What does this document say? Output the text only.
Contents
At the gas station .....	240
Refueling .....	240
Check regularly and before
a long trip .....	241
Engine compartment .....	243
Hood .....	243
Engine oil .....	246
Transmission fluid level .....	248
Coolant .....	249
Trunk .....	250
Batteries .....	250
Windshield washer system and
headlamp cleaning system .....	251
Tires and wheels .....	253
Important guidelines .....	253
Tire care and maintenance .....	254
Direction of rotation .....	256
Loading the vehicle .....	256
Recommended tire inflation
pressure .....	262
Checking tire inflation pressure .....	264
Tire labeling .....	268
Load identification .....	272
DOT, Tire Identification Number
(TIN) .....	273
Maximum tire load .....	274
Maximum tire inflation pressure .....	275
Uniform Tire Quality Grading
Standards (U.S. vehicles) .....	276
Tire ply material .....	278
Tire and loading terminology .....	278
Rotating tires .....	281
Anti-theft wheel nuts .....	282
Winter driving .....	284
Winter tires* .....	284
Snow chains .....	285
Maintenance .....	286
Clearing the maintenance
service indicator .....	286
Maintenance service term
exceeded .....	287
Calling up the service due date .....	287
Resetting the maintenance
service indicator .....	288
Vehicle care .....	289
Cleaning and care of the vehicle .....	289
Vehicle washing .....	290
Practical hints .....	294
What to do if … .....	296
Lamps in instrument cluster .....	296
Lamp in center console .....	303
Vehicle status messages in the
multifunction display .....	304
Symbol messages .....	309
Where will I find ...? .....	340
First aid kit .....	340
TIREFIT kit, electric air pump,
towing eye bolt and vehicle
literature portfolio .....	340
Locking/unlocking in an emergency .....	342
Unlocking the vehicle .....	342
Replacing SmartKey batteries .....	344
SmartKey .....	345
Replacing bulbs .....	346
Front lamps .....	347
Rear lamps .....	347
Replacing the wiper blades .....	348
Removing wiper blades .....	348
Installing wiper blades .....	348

Do this
Across the entries, how many lines hold the word "Engine"? Say only the number.

Completed exercise
2